§ **WHAT YOU WILL DO**:
The records below must be written out exactly, with every picture left behind.

>>>>>

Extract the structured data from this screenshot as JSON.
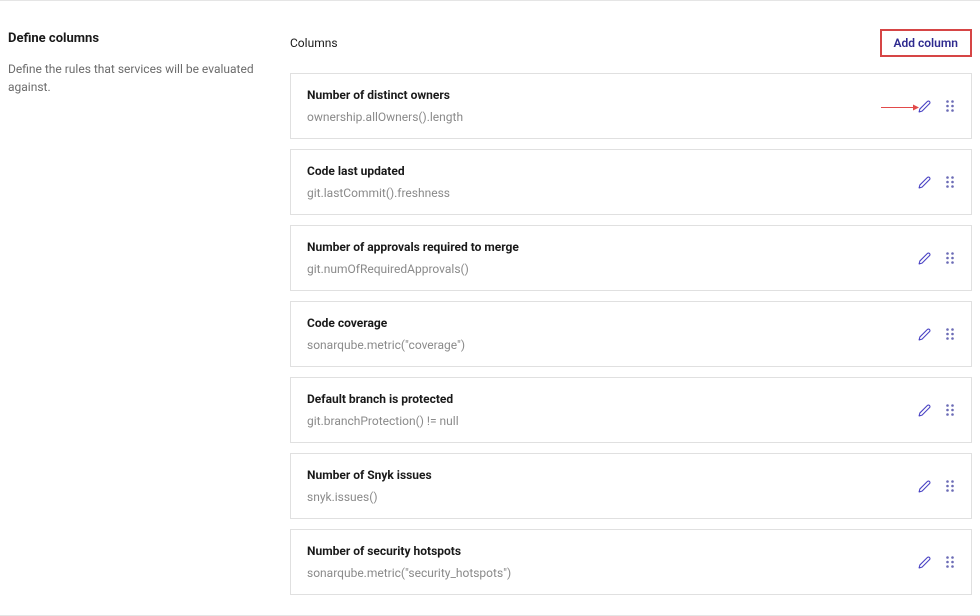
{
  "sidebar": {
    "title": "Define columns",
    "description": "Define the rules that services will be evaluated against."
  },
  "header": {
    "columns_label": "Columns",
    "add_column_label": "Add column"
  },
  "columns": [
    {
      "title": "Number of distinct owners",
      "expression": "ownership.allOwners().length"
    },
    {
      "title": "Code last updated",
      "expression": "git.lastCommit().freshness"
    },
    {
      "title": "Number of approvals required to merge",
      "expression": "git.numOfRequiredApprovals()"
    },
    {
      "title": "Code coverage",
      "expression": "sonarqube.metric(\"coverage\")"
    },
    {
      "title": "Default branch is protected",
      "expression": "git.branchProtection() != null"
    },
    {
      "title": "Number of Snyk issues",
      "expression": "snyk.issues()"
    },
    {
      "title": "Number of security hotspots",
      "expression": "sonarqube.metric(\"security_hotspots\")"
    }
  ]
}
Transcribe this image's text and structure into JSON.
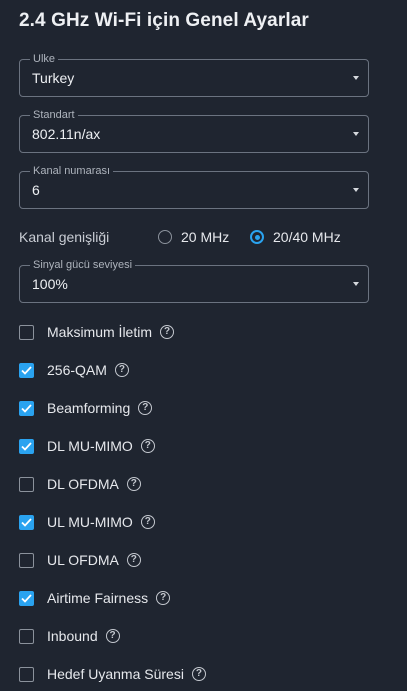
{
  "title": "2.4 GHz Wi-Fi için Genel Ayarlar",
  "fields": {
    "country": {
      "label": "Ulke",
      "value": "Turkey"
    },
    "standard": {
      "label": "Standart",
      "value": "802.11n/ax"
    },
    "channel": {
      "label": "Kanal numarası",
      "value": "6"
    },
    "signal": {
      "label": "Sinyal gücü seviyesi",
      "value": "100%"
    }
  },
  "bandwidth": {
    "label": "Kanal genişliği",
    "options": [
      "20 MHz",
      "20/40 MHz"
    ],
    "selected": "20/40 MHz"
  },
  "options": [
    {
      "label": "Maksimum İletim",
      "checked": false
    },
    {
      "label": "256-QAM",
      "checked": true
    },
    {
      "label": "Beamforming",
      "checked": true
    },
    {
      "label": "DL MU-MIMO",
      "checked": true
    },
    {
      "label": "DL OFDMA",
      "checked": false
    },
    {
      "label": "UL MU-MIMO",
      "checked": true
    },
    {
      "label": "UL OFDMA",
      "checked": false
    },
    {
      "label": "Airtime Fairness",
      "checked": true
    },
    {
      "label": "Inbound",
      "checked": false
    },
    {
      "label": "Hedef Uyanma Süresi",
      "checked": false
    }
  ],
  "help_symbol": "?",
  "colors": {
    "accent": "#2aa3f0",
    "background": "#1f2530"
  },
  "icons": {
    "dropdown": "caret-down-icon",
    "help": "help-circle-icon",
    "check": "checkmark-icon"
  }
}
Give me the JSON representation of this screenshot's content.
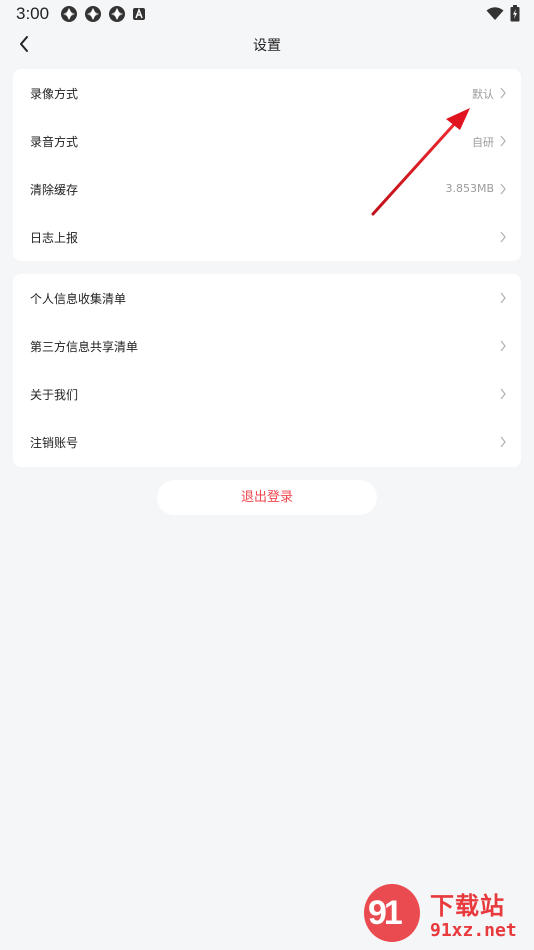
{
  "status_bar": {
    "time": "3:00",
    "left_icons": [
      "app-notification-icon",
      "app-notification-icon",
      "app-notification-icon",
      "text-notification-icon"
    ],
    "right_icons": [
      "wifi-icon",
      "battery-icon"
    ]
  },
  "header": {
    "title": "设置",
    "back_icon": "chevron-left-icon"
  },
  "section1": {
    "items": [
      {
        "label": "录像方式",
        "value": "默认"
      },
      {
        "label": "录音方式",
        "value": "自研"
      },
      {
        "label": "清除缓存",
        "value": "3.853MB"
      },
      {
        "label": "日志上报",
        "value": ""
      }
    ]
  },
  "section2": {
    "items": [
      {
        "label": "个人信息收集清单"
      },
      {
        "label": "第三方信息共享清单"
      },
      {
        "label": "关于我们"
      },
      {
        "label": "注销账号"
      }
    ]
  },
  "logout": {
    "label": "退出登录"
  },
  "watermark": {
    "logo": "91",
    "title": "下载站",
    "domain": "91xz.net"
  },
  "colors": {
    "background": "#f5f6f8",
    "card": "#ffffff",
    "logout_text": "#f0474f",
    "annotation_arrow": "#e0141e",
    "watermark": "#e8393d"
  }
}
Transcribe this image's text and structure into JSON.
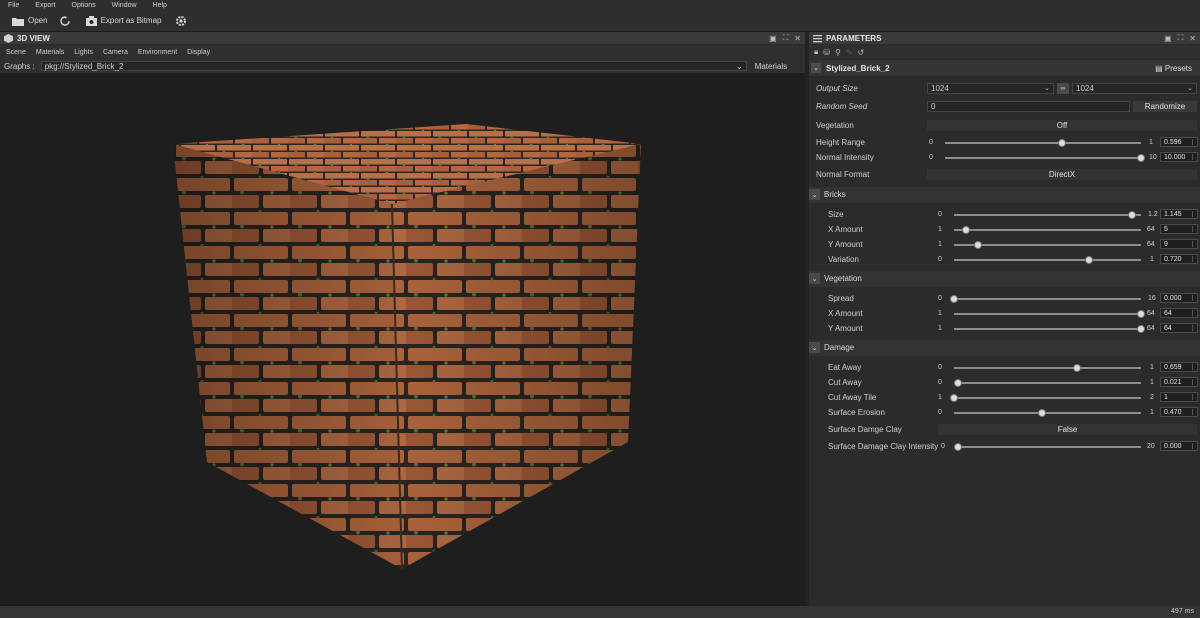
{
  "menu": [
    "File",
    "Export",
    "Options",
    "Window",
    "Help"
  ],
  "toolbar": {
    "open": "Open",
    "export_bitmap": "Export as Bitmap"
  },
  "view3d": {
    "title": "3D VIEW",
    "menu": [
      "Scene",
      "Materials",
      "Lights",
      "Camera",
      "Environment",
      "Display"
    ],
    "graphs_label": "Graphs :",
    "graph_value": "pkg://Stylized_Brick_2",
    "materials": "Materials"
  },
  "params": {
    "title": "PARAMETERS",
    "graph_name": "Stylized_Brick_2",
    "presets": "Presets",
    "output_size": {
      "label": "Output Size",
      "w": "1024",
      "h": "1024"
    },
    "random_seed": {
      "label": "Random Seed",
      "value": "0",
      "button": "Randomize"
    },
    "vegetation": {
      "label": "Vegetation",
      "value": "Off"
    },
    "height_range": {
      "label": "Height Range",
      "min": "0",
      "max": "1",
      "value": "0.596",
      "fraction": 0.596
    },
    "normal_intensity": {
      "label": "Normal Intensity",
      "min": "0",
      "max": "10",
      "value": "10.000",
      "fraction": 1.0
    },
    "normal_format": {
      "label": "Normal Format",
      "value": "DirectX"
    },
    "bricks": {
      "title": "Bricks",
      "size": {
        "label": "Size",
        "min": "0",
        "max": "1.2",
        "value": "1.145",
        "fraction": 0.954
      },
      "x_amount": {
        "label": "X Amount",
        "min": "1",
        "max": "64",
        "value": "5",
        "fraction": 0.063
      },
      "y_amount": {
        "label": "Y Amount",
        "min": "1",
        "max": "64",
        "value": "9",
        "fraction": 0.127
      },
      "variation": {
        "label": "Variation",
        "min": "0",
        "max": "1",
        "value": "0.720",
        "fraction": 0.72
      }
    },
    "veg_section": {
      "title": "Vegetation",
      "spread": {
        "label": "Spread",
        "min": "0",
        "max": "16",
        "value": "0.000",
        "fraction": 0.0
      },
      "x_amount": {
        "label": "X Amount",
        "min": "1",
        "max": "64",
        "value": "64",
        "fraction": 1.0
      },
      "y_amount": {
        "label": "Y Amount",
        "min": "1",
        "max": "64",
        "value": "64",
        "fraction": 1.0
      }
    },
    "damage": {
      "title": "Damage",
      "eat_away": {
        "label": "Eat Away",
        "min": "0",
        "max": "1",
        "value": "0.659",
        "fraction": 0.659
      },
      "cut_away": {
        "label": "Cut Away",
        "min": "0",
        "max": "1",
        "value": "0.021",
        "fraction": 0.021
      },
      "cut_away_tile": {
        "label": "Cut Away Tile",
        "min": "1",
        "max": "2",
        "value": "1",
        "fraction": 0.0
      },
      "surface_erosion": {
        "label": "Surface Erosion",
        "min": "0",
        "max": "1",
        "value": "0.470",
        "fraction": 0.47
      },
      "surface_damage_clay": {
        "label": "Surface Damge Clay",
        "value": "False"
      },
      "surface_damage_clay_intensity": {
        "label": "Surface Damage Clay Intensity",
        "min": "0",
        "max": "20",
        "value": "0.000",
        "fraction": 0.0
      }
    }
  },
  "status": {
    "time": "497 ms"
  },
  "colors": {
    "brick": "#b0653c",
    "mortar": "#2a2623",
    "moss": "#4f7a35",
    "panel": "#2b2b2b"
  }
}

<<<<<

§ **THE SOLUTION**:
Extract the structured data from this screenshot as JSON.
{
  "sidebar": {
    "title": "Define columns",
    "description": "Define the rules that services will be evaluated against."
  },
  "header": {
    "columns_label": "Columns",
    "add_column_label": "Add column"
  },
  "columns": [
    {
      "title": "Number of distinct owners",
      "expression": "ownership.allOwners().length"
    },
    {
      "title": "Code last updated",
      "expression": "git.lastCommit().freshness"
    },
    {
      "title": "Number of approvals required to merge",
      "expression": "git.numOfRequiredApprovals()"
    },
    {
      "title": "Code coverage",
      "expression": "sonarqube.metric(\"coverage\")"
    },
    {
      "title": "Default branch is protected",
      "expression": "git.branchProtection() != null"
    },
    {
      "title": "Number of Snyk issues",
      "expression": "snyk.issues()"
    },
    {
      "title": "Number of security hotspots",
      "expression": "sonarqube.metric(\"security_hotspots\")"
    }
  ]
}
Transcribe this image's text and structure into JSON.
{
  "title": "2.4 GHz Wi-Fi için Genel Ayarlar",
  "fields": {
    "country": {
      "label": "Ulke",
      "value": "Turkey"
    },
    "standard": {
      "label": "Standart",
      "value": "802.11n/ax"
    },
    "channel": {
      "label": "Kanal numarası",
      "value": "6"
    },
    "signal": {
      "label": "Sinyal gücü seviyesi",
      "value": "100%"
    }
  },
  "bandwidth": {
    "label": "Kanal genişliği",
    "options": [
      "20 MHz",
      "20/40 MHz"
    ],
    "selected": "20/40 MHz"
  },
  "options": [
    {
      "label": "Maksimum İletim",
      "checked": false
    },
    {
      "label": "256-QAM",
      "checked": true
    },
    {
      "label": "Beamforming",
      "checked": true
    },
    {
      "label": "DL MU-MIMO",
      "checked": true
    },
    {
      "label": "DL OFDMA",
      "checked": false
    },
    {
      "label": "UL MU-MIMO",
      "checked": true
    },
    {
      "label": "UL OFDMA",
      "checked": false
    },
    {
      "label": "Airtime Fairness",
      "checked": true
    },
    {
      "label": "Inbound",
      "checked": false
    },
    {
      "label": "Hedef Uyanma Süresi",
      "checked": false
    }
  ],
  "help_symbol": "?",
  "colors": {
    "accent": "#2aa3f0",
    "background": "#1f2530"
  },
  "icons": {
    "dropdown": "caret-down-icon",
    "help": "help-circle-icon",
    "check": "checkmark-icon"
  }
}
Give me the JSON representation of this screenshot's content.
{
  "status_bar": {
    "time": "3:00",
    "left_icons": [
      "app-notification-icon",
      "app-notification-icon",
      "app-notification-icon",
      "text-notification-icon"
    ],
    "right_icons": [
      "wifi-icon",
      "battery-icon"
    ]
  },
  "header": {
    "title": "设置",
    "back_icon": "chevron-left-icon"
  },
  "section1": {
    "items": [
      {
        "label": "录像方式",
        "value": "默认"
      },
      {
        "label": "录音方式",
        "value": "自研"
      },
      {
        "label": "清除缓存",
        "value": "3.853MB"
      },
      {
        "label": "日志上报",
        "value": ""
      }
    ]
  },
  "section2": {
    "items": [
      {
        "label": "个人信息收集清单"
      },
      {
        "label": "第三方信息共享清单"
      },
      {
        "label": "关于我们"
      },
      {
        "label": "注销账号"
      }
    ]
  },
  "logout": {
    "label": "退出登录"
  },
  "watermark": {
    "logo": "91",
    "title": "下载站",
    "domain": "91xz.net"
  },
  "colors": {
    "background": "#f5f6f8",
    "card": "#ffffff",
    "logout_text": "#f0474f",
    "annotation_arrow": "#e0141e",
    "watermark": "#e8393d"
  }
}
Transcribe this image's text and structure into JSON.
{
  "menu": [
    "File",
    "Export",
    "Options",
    "Window",
    "Help"
  ],
  "toolbar": {
    "open": "Open",
    "export_bitmap": "Export as Bitmap"
  },
  "view3d": {
    "title": "3D VIEW",
    "menu": [
      "Scene",
      "Materials",
      "Lights",
      "Camera",
      "Environment",
      "Display"
    ],
    "graphs_label": "Graphs :",
    "graph_value": "pkg://Stylized_Brick_2",
    "materials": "Materials"
  },
  "params": {
    "title": "PARAMETERS",
    "graph_name": "Stylized_Brick_2",
    "presets": "Presets",
    "output_size": {
      "label": "Output Size",
      "w": "1024",
      "h": "1024"
    },
    "random_seed": {
      "label": "Random Seed",
      "value": "0",
      "button": "Randomize"
    },
    "vegetation": {
      "label": "Vegetation",
      "value": "Off"
    },
    "height_range": {
      "label": "Height Range",
      "min": "0",
      "max": "1",
      "value": "0.596",
      "fraction": 0.596
    },
    "normal_intensity": {
      "label": "Normal Intensity",
      "min": "0",
      "max": "10",
      "value": "10.000",
      "fraction": 1.0
    },
    "normal_format": {
      "label": "Normal Format",
      "value": "DirectX"
    },
    "bricks": {
      "title": "Bricks",
      "size": {
        "label": "Size",
        "min": "0",
        "max": "1.2",
        "value": "1.145",
        "fraction": 0.954
      },
      "x_amount": {
        "label": "X Amount",
        "min": "1",
        "max": "64",
        "value": "5",
        "fraction": 0.063
      },
      "y_amount": {
        "label": "Y Amount",
        "min": "1",
        "max": "64",
        "value": "9",
        "fraction": 0.127
      },
      "variation": {
        "label": "Variation",
        "min": "0",
        "max": "1",
        "value": "0.720",
        "fraction": 0.72
      }
    },
    "veg_section": {
      "title": "Vegetation",
      "spread": {
        "label": "Spread",
        "min": "0",
        "max": "16",
        "value": "0.000",
        "fraction": 0.0
      },
      "x_amount": {
        "label": "X Amount",
        "min": "1",
        "max": "64",
        "value": "64",
        "fraction": 1.0
      },
      "y_amount": {
        "label": "Y Amount",
        "min": "1",
        "max": "64",
        "value": "64",
        "fraction": 1.0
      }
    },
    "damage": {
      "title": "Damage",
      "eat_away": {
        "label": "Eat Away",
        "min": "0",
        "max": "1",
        "value": "0.659",
        "fraction": 0.659
      },
      "cut_away": {
        "label": "Cut Away",
        "min": "0",
        "max": "1",
        "value": "0.021",
        "fraction": 0.021
      },
      "cut_away_tile": {
        "label": "Cut Away Tile",
        "min": "1",
        "max": "2",
        "value": "1",
        "fraction": 0.0
      },
      "surface_erosion": {
        "label": "Surface Erosion",
        "min": "0",
        "max": "1",
        "value": "0.470",
        "fraction": 0.47
      },
      "surface_damage_clay": {
        "label": "Surface Damge Clay",
        "value": "False"
      },
      "surface_damage_clay_intensity": {
        "label": "Surface Damage Clay Intensity",
        "min": "0",
        "max": "20",
        "value": "0.000",
        "fraction": 0.0
      }
    }
  },
  "status": {
    "time": "497 ms"
  },
  "colors": {
    "brick": "#b0653c",
    "mortar": "#2a2623",
    "moss": "#4f7a35",
    "panel": "#2b2b2b"
  }
}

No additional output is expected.